======== Material
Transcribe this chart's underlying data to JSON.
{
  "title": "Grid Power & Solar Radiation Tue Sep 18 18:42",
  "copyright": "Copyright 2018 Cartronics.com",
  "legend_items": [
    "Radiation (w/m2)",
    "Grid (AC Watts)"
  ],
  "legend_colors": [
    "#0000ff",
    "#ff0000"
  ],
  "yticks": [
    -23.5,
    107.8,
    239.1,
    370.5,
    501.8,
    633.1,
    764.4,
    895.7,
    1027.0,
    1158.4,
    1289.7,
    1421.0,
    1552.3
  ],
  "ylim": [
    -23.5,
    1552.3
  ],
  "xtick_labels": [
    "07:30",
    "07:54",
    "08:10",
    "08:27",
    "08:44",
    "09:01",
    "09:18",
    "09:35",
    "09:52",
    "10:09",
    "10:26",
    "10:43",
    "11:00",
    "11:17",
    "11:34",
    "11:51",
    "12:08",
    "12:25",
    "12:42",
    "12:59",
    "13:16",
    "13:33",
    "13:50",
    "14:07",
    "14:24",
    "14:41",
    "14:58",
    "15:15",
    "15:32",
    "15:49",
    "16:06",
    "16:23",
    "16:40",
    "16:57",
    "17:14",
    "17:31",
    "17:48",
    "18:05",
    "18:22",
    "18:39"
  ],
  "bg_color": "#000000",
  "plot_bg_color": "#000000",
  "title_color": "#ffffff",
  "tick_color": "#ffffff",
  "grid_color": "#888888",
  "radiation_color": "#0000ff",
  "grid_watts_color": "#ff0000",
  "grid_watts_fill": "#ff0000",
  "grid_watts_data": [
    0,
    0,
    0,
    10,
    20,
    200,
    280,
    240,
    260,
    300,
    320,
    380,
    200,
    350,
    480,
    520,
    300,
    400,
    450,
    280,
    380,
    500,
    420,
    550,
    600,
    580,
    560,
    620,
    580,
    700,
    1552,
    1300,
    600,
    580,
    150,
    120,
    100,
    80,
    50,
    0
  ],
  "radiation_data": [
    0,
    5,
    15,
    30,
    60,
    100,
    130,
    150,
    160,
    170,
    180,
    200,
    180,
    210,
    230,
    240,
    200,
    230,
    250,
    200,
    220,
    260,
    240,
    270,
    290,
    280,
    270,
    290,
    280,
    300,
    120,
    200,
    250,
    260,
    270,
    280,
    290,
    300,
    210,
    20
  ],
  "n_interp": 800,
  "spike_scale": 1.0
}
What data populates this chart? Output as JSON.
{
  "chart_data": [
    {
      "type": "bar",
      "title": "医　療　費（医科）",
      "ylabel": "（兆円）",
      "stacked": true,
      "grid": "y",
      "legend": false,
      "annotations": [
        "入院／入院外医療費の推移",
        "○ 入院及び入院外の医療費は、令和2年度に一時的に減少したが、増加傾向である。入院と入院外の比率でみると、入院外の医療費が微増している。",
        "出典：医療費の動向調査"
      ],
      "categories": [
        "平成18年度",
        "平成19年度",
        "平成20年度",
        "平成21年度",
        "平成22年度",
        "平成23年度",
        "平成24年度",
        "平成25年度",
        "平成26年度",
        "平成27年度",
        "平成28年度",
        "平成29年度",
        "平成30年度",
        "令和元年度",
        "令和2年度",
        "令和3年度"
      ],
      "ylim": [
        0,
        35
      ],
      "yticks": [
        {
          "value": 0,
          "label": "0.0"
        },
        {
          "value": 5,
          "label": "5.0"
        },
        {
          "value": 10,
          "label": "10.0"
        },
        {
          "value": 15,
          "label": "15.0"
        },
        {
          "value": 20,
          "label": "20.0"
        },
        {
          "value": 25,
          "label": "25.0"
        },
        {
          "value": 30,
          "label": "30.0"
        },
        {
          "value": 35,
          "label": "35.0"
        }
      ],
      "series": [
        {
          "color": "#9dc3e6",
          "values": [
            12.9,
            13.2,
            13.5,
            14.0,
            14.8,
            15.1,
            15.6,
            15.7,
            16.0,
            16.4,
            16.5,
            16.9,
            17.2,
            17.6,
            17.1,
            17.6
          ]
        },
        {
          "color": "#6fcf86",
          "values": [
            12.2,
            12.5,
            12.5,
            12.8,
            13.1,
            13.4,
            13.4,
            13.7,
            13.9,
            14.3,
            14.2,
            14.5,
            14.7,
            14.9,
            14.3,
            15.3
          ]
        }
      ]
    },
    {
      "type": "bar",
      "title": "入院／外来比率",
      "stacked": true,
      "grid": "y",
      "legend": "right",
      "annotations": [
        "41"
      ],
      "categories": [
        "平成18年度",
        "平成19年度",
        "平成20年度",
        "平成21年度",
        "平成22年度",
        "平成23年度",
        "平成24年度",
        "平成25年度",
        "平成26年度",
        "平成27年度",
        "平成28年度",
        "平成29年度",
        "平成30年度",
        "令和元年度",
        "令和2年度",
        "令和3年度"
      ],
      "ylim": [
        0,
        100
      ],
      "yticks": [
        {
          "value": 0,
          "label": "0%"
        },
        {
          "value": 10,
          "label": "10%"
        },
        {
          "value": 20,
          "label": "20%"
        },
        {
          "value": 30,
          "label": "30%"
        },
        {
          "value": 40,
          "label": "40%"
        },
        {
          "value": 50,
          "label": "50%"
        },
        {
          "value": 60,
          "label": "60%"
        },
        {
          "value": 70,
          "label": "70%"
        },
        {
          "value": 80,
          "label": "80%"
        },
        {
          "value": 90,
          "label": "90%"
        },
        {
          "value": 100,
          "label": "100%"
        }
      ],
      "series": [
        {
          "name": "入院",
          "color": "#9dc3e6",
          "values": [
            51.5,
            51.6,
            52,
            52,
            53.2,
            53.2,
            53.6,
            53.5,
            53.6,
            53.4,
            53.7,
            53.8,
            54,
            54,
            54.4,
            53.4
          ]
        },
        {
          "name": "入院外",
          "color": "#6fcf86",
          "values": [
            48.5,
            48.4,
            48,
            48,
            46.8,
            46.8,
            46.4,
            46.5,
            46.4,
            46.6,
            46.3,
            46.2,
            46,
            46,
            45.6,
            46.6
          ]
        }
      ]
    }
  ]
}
================
# Your task:
Above are the records; retype them all without a single difference.

# Written answer:
Transcribe this chart's underlying data to JSON.
{
  "title": "Grid Power & Solar Radiation Tue Sep 18 18:42",
  "copyright": "Copyright 2018 Cartronics.com",
  "legend_items": [
    "Radiation (w/m2)",
    "Grid (AC Watts)"
  ],
  "legend_colors": [
    "#0000ff",
    "#ff0000"
  ],
  "yticks": [
    -23.5,
    107.8,
    239.1,
    370.5,
    501.8,
    633.1,
    764.4,
    895.7,
    1027.0,
    1158.4,
    1289.7,
    1421.0,
    1552.3
  ],
  "ylim": [
    -23.5,
    1552.3
  ],
  "xtick_labels": [
    "07:30",
    "07:54",
    "08:10",
    "08:27",
    "08:44",
    "09:01",
    "09:18",
    "09:35",
    "09:52",
    "10:09",
    "10:26",
    "10:43",
    "11:00",
    "11:17",
    "11:34",
    "11:51",
    "12:08",
    "12:25",
    "12:42",
    "12:59",
    "13:16",
    "13:33",
    "13:50",
    "14:07",
    "14:24",
    "14:41",
    "14:58",
    "15:15",
    "15:32",
    "15:49",
    "16:06",
    "16:23",
    "16:40",
    "16:57",
    "17:14",
    "17:31",
    "17:48",
    "18:05",
    "18:22",
    "18:39"
  ],
  "bg_color": "#000000",
  "plot_bg_color": "#000000",
  "title_color": "#ffffff",
  "tick_color": "#ffffff",
  "grid_color": "#888888",
  "radiation_color": "#0000ff",
  "grid_watts_color": "#ff0000",
  "grid_watts_fill": "#ff0000",
  "grid_watts_data": [
    0,
    0,
    0,
    10,
    20,
    200,
    280,
    240,
    260,
    300,
    320,
    380,
    200,
    350,
    480,
    520,
    300,
    400,
    450,
    280,
    380,
    500,
    420,
    550,
    600,
    580,
    560,
    620,
    580,
    700,
    1552,
    1300,
    600,
    580,
    150,
    120,
    100,
    80,
    50,
    0
  ],
  "radiation_data": [
    0,
    5,
    15,
    30,
    60,
    100,
    130,
    150,
    160,
    170,
    180,
    200,
    180,
    210,
    230,
    240,
    200,
    230,
    250,
    200,
    220,
    260,
    240,
    270,
    290,
    280,
    270,
    290,
    280,
    300,
    120,
    200,
    250,
    260,
    270,
    280,
    290,
    300,
    210,
    20
  ],
  "n_interp": 800,
  "spike_scale": 1.0
}
What data populates this chart? Output as JSON.
{
  "chart_data": [
    {
      "type": "bar",
      "title": "医　療　費（医科）",
      "ylabel": "（兆円）",
      "stacked": true,
      "grid": "y",
      "legend": false,
      "annotations": [
        "入院／入院外医療費の推移",
        "○ 入院及び入院外の医療費は、令和2年度に一時的に減少したが、増加傾向である。入院と入院外の比率でみると、入院外の医療費が微増している。",
        "出典：医療費の動向調査"
      ],
      "categories": [
        "平成18年度",
        "平成19年度",
        "平成20年度",
        "平成21年度",
        "平成22年度",
        "平成23年度",
        "平成24年度",
        "平成25年度",
        "平成26年度",
        "平成27年度",
        "平成28年度",
        "平成29年度",
        "平成30年度",
        "令和元年度",
        "令和2年度",
        "令和3年度"
      ],
      "ylim": [
        0,
        35
      ],
      "yticks": [
        {
          "value": 0,
          "label": "0.0"
        },
        {
          "value": 5,
          "label": "5.0"
        },
        {
          "value": 10,
          "label": "10.0"
        },
        {
          "value": 15,
          "label": "15.0"
        },
        {
          "value": 20,
          "label": "20.0"
        },
        {
          "value": 25,
          "label": "25.0"
        },
        {
          "value": 30,
          "label": "30.0"
        },
        {
          "value": 35,
          "label": "35.0"
        }
      ],
      "series": [
        {
          "color": "#9dc3e6",
          "values": [
            12.9,
            13.2,
            13.5,
            14.0,
            14.8,
            15.1,
            15.6,
            15.7,
            16.0,
            16.4,
            16.5,
            16.9,
            17.2,
            17.6,
            17.1,
            17.6
          ]
        },
        {
          "color": "#6fcf86",
          "values": [
            12.2,
            12.5,
            12.5,
            12.8,
            13.1,
            13.4,
            13.4,
            13.7,
            13.9,
            14.3,
            14.2,
            14.5,
            14.7,
            14.9,
            14.3,
            15.3
          ]
        }
      ]
    },
    {
      "type": "bar",
      "title": "入院／外来比率",
      "stacked": true,
      "grid": "y",
      "legend": "right",
      "annotations": [
        "41"
      ],
      "categories": [
        "平成18年度",
        "平成19年度",
        "平成20年度",
        "平成21年度",
        "平成22年度",
        "平成23年度",
        "平成24年度",
        "平成25年度",
        "平成26年度",
        "平成27年度",
        "平成28年度",
        "平成29年度",
        "平成30年度",
        "令和元年度",
        "令和2年度",
        "令和3年度"
      ],
      "ylim": [
        0,
        100
      ],
      "yticks": [
        {
          "value": 0,
          "label": "0%"
        },
        {
          "value": 10,
          "label": "10%"
        },
        {
          "value": 20,
          "label": "20%"
        },
        {
          "value": 30,
          "label": "30%"
        },
        {
          "value": 40,
          "label": "40%"
        },
        {
          "value": 50,
          "label": "50%"
        },
        {
          "value": 60,
          "label": "60%"
        },
        {
          "value": 70,
          "label": "70%"
        },
        {
          "value": 80,
          "label": "80%"
        },
        {
          "value": 90,
          "label": "90%"
        },
        {
          "value": 100,
          "label": "100%"
        }
      ],
      "series": [
        {
          "name": "入院",
          "color": "#9dc3e6",
          "values": [
            51.5,
            51.6,
            52,
            52,
            53.2,
            53.2,
            53.6,
            53.5,
            53.6,
            53.4,
            53.7,
            53.8,
            54,
            54,
            54.4,
            53.4
          ]
        },
        {
          "name": "入院外",
          "color": "#6fcf86",
          "values": [
            48.5,
            48.4,
            48,
            48,
            46.8,
            46.8,
            46.4,
            46.5,
            46.4,
            46.6,
            46.3,
            46.2,
            46,
            46,
            45.6,
            46.6
          ]
        }
      ]
    }
  ]
}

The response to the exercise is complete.